● **GIVEN TASK**: Across the listing below, how many lines hold "нормативных"? Reply with the number by itself.

━━━━━ DATASET EXTRACT

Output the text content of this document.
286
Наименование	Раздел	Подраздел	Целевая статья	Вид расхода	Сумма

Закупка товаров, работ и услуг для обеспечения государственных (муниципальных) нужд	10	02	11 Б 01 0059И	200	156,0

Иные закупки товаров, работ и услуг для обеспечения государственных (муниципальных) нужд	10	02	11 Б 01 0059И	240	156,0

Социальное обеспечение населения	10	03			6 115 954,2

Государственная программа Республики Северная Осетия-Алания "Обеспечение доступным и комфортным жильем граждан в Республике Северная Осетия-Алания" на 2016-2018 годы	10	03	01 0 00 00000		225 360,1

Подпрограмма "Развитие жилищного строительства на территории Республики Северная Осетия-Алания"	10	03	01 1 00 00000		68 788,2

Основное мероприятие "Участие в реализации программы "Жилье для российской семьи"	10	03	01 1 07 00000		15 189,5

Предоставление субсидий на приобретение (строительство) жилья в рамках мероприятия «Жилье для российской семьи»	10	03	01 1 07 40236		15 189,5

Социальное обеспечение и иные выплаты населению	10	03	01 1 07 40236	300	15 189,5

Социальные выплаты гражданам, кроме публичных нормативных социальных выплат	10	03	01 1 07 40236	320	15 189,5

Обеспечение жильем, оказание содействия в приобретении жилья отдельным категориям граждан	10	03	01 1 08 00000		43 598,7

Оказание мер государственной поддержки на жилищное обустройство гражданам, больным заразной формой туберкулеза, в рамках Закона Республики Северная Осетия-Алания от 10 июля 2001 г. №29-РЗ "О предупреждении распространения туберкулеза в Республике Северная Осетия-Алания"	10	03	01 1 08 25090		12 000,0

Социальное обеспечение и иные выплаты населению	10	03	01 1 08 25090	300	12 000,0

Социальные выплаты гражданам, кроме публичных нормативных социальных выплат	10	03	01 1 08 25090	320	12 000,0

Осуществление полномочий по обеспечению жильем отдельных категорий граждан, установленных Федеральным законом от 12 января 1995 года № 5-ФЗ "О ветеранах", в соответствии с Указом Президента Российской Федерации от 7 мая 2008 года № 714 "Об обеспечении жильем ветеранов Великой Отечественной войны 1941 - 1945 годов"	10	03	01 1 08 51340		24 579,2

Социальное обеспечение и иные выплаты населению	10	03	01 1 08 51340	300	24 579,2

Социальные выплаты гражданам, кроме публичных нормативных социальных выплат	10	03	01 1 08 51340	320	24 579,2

━━━━━━━━━━

● **RESULT OF THIS EXERCISE**: 3